## AIM OF THE TASK:
Repeat the records verbatim and leave the pictures out of your copy.

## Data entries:
※
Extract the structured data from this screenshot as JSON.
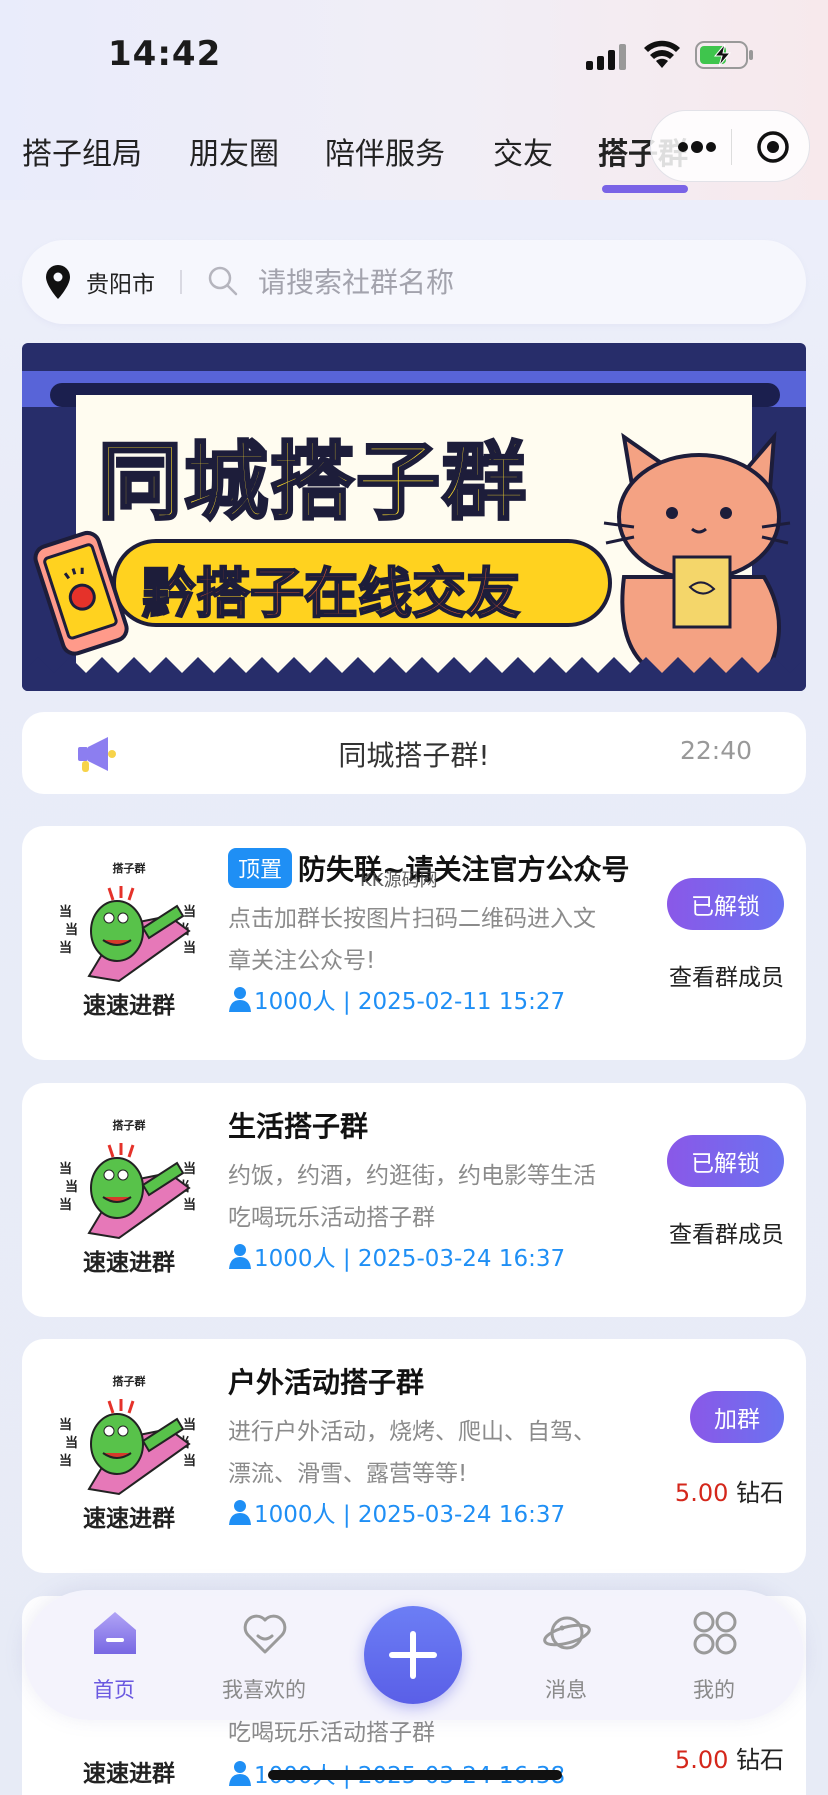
{
  "status_bar": {
    "time": "14:42"
  },
  "tabs": [
    {
      "label": "搭子组局"
    },
    {
      "label": "朋友圈"
    },
    {
      "label": "陪伴服务"
    },
    {
      "label": "交友"
    },
    {
      "label": "搭子群",
      "active": true
    }
  ],
  "search": {
    "city": "贵阳市",
    "placeholder": "请搜索社群名称"
  },
  "banner": {
    "title": "同城搭子群",
    "subtitle": "黔搭子在线交友"
  },
  "notice": {
    "text": "同城搭子群!",
    "time": "22:40"
  },
  "watermark": "KK源码网",
  "groups": [
    {
      "badge": "顶置",
      "title": "防失联~请关注官方公众号",
      "desc": "点击加群长按图片扫码二维码进入文章关注公众号!",
      "meta": "1000人 | 2025-02-11 15:27",
      "button": "已解锁",
      "secondary": "查看群成员",
      "thumb_caption": "速速进群",
      "thumb_small": "搭子群"
    },
    {
      "title": "生活搭子群",
      "desc": "约饭，约酒，约逛街，约电影等生活吃喝玩乐活动搭子群",
      "meta": "1000人 | 2025-03-24 16:37",
      "button": "已解锁",
      "secondary": "查看群成员",
      "thumb_caption": "速速进群",
      "thumb_small": "搭子群"
    },
    {
      "title": "户外活动搭子群",
      "desc": "进行户外活动，烧烤、爬山、自驾、漂流、滑雪、露营等等!",
      "meta": "1000人 | 2025-03-24 16:37",
      "button": "加群",
      "price": "5.00",
      "price_unit": "钻石",
      "thumb_caption": "速速进群",
      "thumb_small": "搭子群"
    },
    {
      "desc": "吃喝玩乐活动搭子群",
      "meta": "1000人 | 2025-03-24 16:38",
      "price": "5.00",
      "price_unit": "钻石",
      "thumb_caption": "速速进群"
    }
  ],
  "bottom_nav": [
    {
      "label": "首页",
      "active": true
    },
    {
      "label": "我喜欢的"
    },
    {
      "label": "消息"
    },
    {
      "label": "我的"
    }
  ]
}
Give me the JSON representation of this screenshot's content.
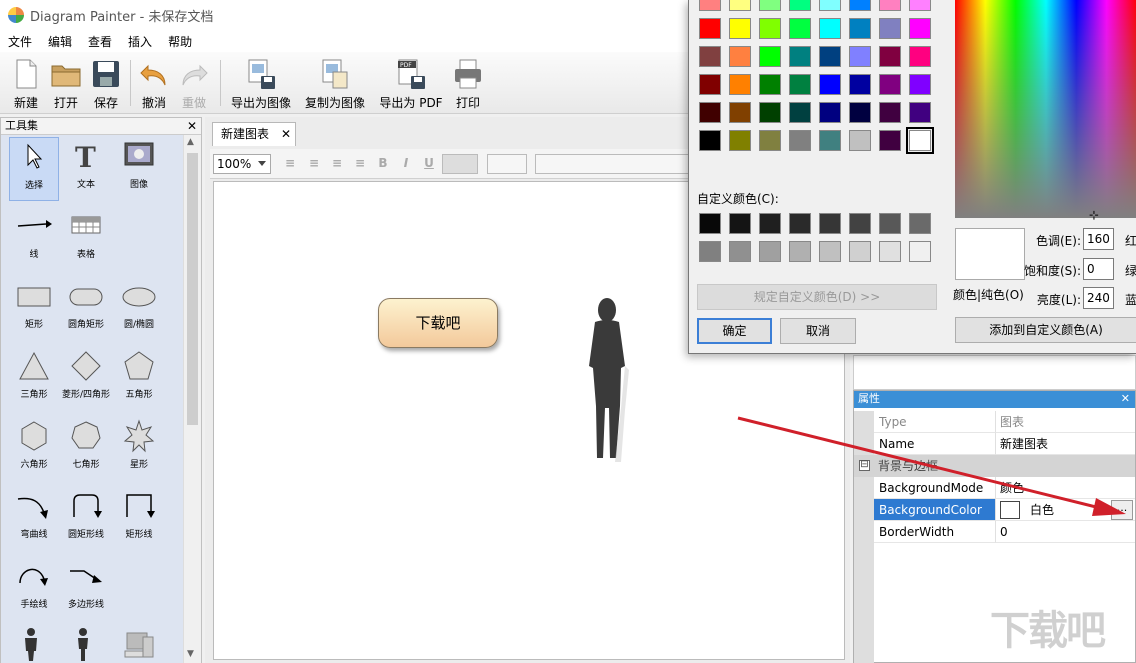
{
  "window": {
    "title": "Diagram Painter - 未保存文档"
  },
  "menu": [
    "文件",
    "编辑",
    "查看",
    "插入",
    "帮助"
  ],
  "toolbar": [
    {
      "label": "新建",
      "icon": "new-document-icon",
      "disabled": false
    },
    {
      "label": "打开",
      "icon": "open-folder-icon",
      "disabled": false
    },
    {
      "label": "保存",
      "icon": "save-disk-icon",
      "disabled": false
    },
    {
      "label": "撤消",
      "icon": "undo-icon",
      "disabled": false
    },
    {
      "label": "重做",
      "icon": "redo-icon",
      "disabled": true
    },
    {
      "label": "导出为图像",
      "icon": "export-image-icon",
      "disabled": false
    },
    {
      "label": "复制为图像",
      "icon": "copy-image-icon",
      "disabled": false
    },
    {
      "label": "导出为 PDF",
      "icon": "export-pdf-icon",
      "disabled": false
    },
    {
      "label": "打印",
      "icon": "printer-icon",
      "disabled": false
    }
  ],
  "pdf_badge": "PDF",
  "toolbox": {
    "title": "工具集",
    "tools": [
      {
        "label": "选择",
        "icon": "select-pointer-icon"
      },
      {
        "label": "文本",
        "icon": "text-tool-icon"
      },
      {
        "label": "图像",
        "icon": "image-tool-icon"
      },
      {
        "label": "线",
        "icon": "line-tool-icon"
      },
      {
        "label": "表格",
        "icon": "table-tool-icon"
      },
      {
        "label": "矩形",
        "icon": "rectangle-icon"
      },
      {
        "label": "圆角矩形",
        "icon": "rounded-rectangle-icon"
      },
      {
        "label": "圆/椭圆",
        "icon": "ellipse-icon"
      },
      {
        "label": "三角形",
        "icon": "triangle-icon"
      },
      {
        "label": "菱形/四角形",
        "icon": "diamond-icon"
      },
      {
        "label": "五角形",
        "icon": "pentagon-icon"
      },
      {
        "label": "六角形",
        "icon": "hexagon-icon"
      },
      {
        "label": "七角形",
        "icon": "heptagon-icon"
      },
      {
        "label": "星形",
        "icon": "star-icon"
      },
      {
        "label": "弯曲线",
        "icon": "curved-line-icon"
      },
      {
        "label": "圆矩形线",
        "icon": "rounded-elbow-line-icon"
      },
      {
        "label": "矩形线",
        "icon": "elbow-line-icon"
      },
      {
        "label": "手绘线",
        "icon": "freehand-line-icon"
      },
      {
        "label": "多边形线",
        "icon": "polyline-icon"
      }
    ]
  },
  "document": {
    "tab_label": "新建图表",
    "zoom": "100%",
    "shape_text": "下载吧"
  },
  "format_buttons": [
    "B",
    "I",
    "U"
  ],
  "properties": {
    "title": "属性",
    "rows": [
      {
        "name": "Type",
        "value": "图表"
      },
      {
        "name": "Name",
        "value": "新建图表"
      }
    ],
    "category": "背景与边框",
    "category_toggle": "⊟",
    "bg_rows": [
      {
        "name": "BackgroundMode",
        "value": "颜色"
      },
      {
        "name": "BackgroundColor",
        "value": "白色"
      },
      {
        "name": "BorderWidth",
        "value": "0"
      }
    ],
    "ellipsis": "..."
  },
  "color_dialog": {
    "basic_colors": [
      "#ff8080",
      "#ffff80",
      "#80ff80",
      "#00ff80",
      "#80ffff",
      "#0080ff",
      "#ff80c0",
      "#ff80ff",
      "#ff0000",
      "#ffff00",
      "#80ff00",
      "#00ff40",
      "#00ffff",
      "#0080c0",
      "#8080c0",
      "#ff00ff",
      "#804040",
      "#ff8040",
      "#00ff00",
      "#008080",
      "#004080",
      "#8080ff",
      "#800040",
      "#ff0080",
      "#800000",
      "#ff8000",
      "#008000",
      "#008040",
      "#0000ff",
      "#0000a0",
      "#800080",
      "#8000ff",
      "#400000",
      "#804000",
      "#004000",
      "#004040",
      "#000080",
      "#000040",
      "#400040",
      "#400080",
      "#000000",
      "#808000",
      "#808040",
      "#808080",
      "#408080",
      "#c0c0c0",
      "#400040",
      "#ffffff"
    ],
    "custom_label": "自定义颜色(C):",
    "custom_colors": [
      "#080808",
      "#141414",
      "#1f1f1f",
      "#2a2a2a",
      "#363636",
      "#424242",
      "#585858",
      "#6a6a6a",
      "#808080",
      "#909090",
      "#a0a0a0",
      "#b0b0b0",
      "#c0c0c0",
      "#d0d0d0",
      "#e0e0e0",
      "#f0f0f0"
    ],
    "define_button": "规定自定义颜色(D) >>",
    "ok": "确定",
    "cancel": "取消",
    "preview_label": "颜色|纯色(O)",
    "hue_label": "色调(E):",
    "hue": "160",
    "sat_label": "饱和度(S):",
    "sat": "0",
    "lum_label": "亮度(L):",
    "lum": "240",
    "red_label": "红",
    "green_label": "绿",
    "blue_label": "蓝",
    "add_button": "添加到自定义颜色(A)"
  },
  "watermark": "下载吧"
}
※
## EXERCISE SOLUTION:
Extract the structured data from this screenshot as JSON.
{
  "status_bar": {
    "time": "14:42"
  },
  "tabs": [
    {
      "label": "搭子组局"
    },
    {
      "label": "朋友圈"
    },
    {
      "label": "陪伴服务"
    },
    {
      "label": "交友"
    },
    {
      "label": "搭子群",
      "active": true
    }
  ],
  "search": {
    "city": "贵阳市",
    "placeholder": "请搜索社群名称"
  },
  "banner": {
    "title": "同城搭子群",
    "subtitle": "黔搭子在线交友"
  },
  "notice": {
    "text": "同城搭子群!",
    "time": "22:40"
  },
  "watermark": "KK源码网",
  "groups": [
    {
      "badge": "顶置",
      "title": "防失联~请关注官方公众号",
      "desc": "点击加群长按图片扫码二维码进入文章关注公众号!",
      "meta": "1000人 | 2025-02-11 15:27",
      "button": "已解锁",
      "secondary": "查看群成员",
      "thumb_caption": "速速进群",
      "thumb_small": "搭子群"
    },
    {
      "title": "生活搭子群",
      "desc": "约饭，约酒，约逛街，约电影等生活吃喝玩乐活动搭子群",
      "meta": "1000人 | 2025-03-24 16:37",
      "button": "已解锁",
      "secondary": "查看群成员",
      "thumb_caption": "速速进群",
      "thumb_small": "搭子群"
    },
    {
      "title": "户外活动搭子群",
      "desc": "进行户外活动，烧烤、爬山、自驾、漂流、滑雪、露营等等!",
      "meta": "1000人 | 2025-03-24 16:37",
      "button": "加群",
      "price": "5.00",
      "price_unit": "钻石",
      "thumb_caption": "速速进群",
      "thumb_small": "搭子群"
    },
    {
      "desc": "吃喝玩乐活动搭子群",
      "meta": "1000人 | 2025-03-24 16:38",
      "price": "5.00",
      "price_unit": "钻石",
      "thumb_caption": "速速进群"
    }
  ],
  "bottom_nav": [
    {
      "label": "首页",
      "active": true
    },
    {
      "label": "我喜欢的"
    },
    {
      "label": "消息"
    },
    {
      "label": "我的"
    }
  ]
}
Give me the JSON representation of this screenshot's content.
{
  "window": {
    "title": "Diagram Painter - 未保存文档"
  },
  "menu": [
    "文件",
    "编辑",
    "查看",
    "插入",
    "帮助"
  ],
  "toolbar": [
    {
      "label": "新建",
      "icon": "new-document-icon",
      "disabled": false
    },
    {
      "label": "打开",
      "icon": "open-folder-icon",
      "disabled": false
    },
    {
      "label": "保存",
      "icon": "save-disk-icon",
      "disabled": false
    },
    {
      "label": "撤消",
      "icon": "undo-icon",
      "disabled": false
    },
    {
      "label": "重做",
      "icon": "redo-icon",
      "disabled": true
    },
    {
      "label": "导出为图像",
      "icon": "export-image-icon",
      "disabled": false
    },
    {
      "label": "复制为图像",
      "icon": "copy-image-icon",
      "disabled": false
    },
    {
      "label": "导出为 PDF",
      "icon": "export-pdf-icon",
      "disabled": false
    },
    {
      "label": "打印",
      "icon": "printer-icon",
      "disabled": false
    }
  ],
  "pdf_badge": "PDF",
  "toolbox": {
    "title": "工具集",
    "tools": [
      {
        "label": "选择",
        "icon": "select-pointer-icon"
      },
      {
        "label": "文本",
        "icon": "text-tool-icon"
      },
      {
        "label": "图像",
        "icon": "image-tool-icon"
      },
      {
        "label": "线",
        "icon": "line-tool-icon"
      },
      {
        "label": "表格",
        "icon": "table-tool-icon"
      },
      {
        "label": "矩形",
        "icon": "rectangle-icon"
      },
      {
        "label": "圆角矩形",
        "icon": "rounded-rectangle-icon"
      },
      {
        "label": "圆/椭圆",
        "icon": "ellipse-icon"
      },
      {
        "label": "三角形",
        "icon": "triangle-icon"
      },
      {
        "label": "菱形/四角形",
        "icon": "diamond-icon"
      },
      {
        "label": "五角形",
        "icon": "pentagon-icon"
      },
      {
        "label": "六角形",
        "icon": "hexagon-icon"
      },
      {
        "label": "七角形",
        "icon": "heptagon-icon"
      },
      {
        "label": "星形",
        "icon": "star-icon"
      },
      {
        "label": "弯曲线",
        "icon": "curved-line-icon"
      },
      {
        "label": "圆矩形线",
        "icon": "rounded-elbow-line-icon"
      },
      {
        "label": "矩形线",
        "icon": "elbow-line-icon"
      },
      {
        "label": "手绘线",
        "icon": "freehand-line-icon"
      },
      {
        "label": "多边形线",
        "icon": "polyline-icon"
      }
    ]
  },
  "document": {
    "tab_label": "新建图表",
    "zoom": "100%",
    "shape_text": "下载吧"
  },
  "format_buttons": [
    "B",
    "I",
    "U"
  ],
  "properties": {
    "title": "属性",
    "rows": [
      {
        "name": "Type",
        "value": "图表"
      },
      {
        "name": "Name",
        "value": "新建图表"
      }
    ],
    "category": "背景与边框",
    "category_toggle": "⊟",
    "bg_rows": [
      {
        "name": "BackgroundMode",
        "value": "颜色"
      },
      {
        "name": "BackgroundColor",
        "value": "白色"
      },
      {
        "name": "BorderWidth",
        "value": "0"
      }
    ],
    "ellipsis": "..."
  },
  "color_dialog": {
    "basic_colors": [
      "#ff8080",
      "#ffff80",
      "#80ff80",
      "#00ff80",
      "#80ffff",
      "#0080ff",
      "#ff80c0",
      "#ff80ff",
      "#ff0000",
      "#ffff00",
      "#80ff00",
      "#00ff40",
      "#00ffff",
      "#0080c0",
      "#8080c0",
      "#ff00ff",
      "#804040",
      "#ff8040",
      "#00ff00",
      "#008080",
      "#004080",
      "#8080ff",
      "#800040",
      "#ff0080",
      "#800000",
      "#ff8000",
      "#008000",
      "#008040",
      "#0000ff",
      "#0000a0",
      "#800080",
      "#8000ff",
      "#400000",
      "#804000",
      "#004000",
      "#004040",
      "#000080",
      "#000040",
      "#400040",
      "#400080",
      "#000000",
      "#808000",
      "#808040",
      "#808080",
      "#408080",
      "#c0c0c0",
      "#400040",
      "#ffffff"
    ],
    "custom_label": "自定义颜色(C):",
    "custom_colors": [
      "#080808",
      "#141414",
      "#1f1f1f",
      "#2a2a2a",
      "#363636",
      "#424242",
      "#585858",
      "#6a6a6a",
      "#808080",
      "#909090",
      "#a0a0a0",
      "#b0b0b0",
      "#c0c0c0",
      "#d0d0d0",
      "#e0e0e0",
      "#f0f0f0"
    ],
    "define_button": "规定自定义颜色(D) >>",
    "ok": "确定",
    "cancel": "取消",
    "preview_label": "颜色|纯色(O)",
    "hue_label": "色调(E):",
    "hue": "160",
    "sat_label": "饱和度(S):",
    "sat": "0",
    "lum_label": "亮度(L):",
    "lum": "240",
    "red_label": "红",
    "green_label": "绿",
    "blue_label": "蓝",
    "add_button": "添加到自定义颜色(A)"
  },
  "watermark": "下载吧"
}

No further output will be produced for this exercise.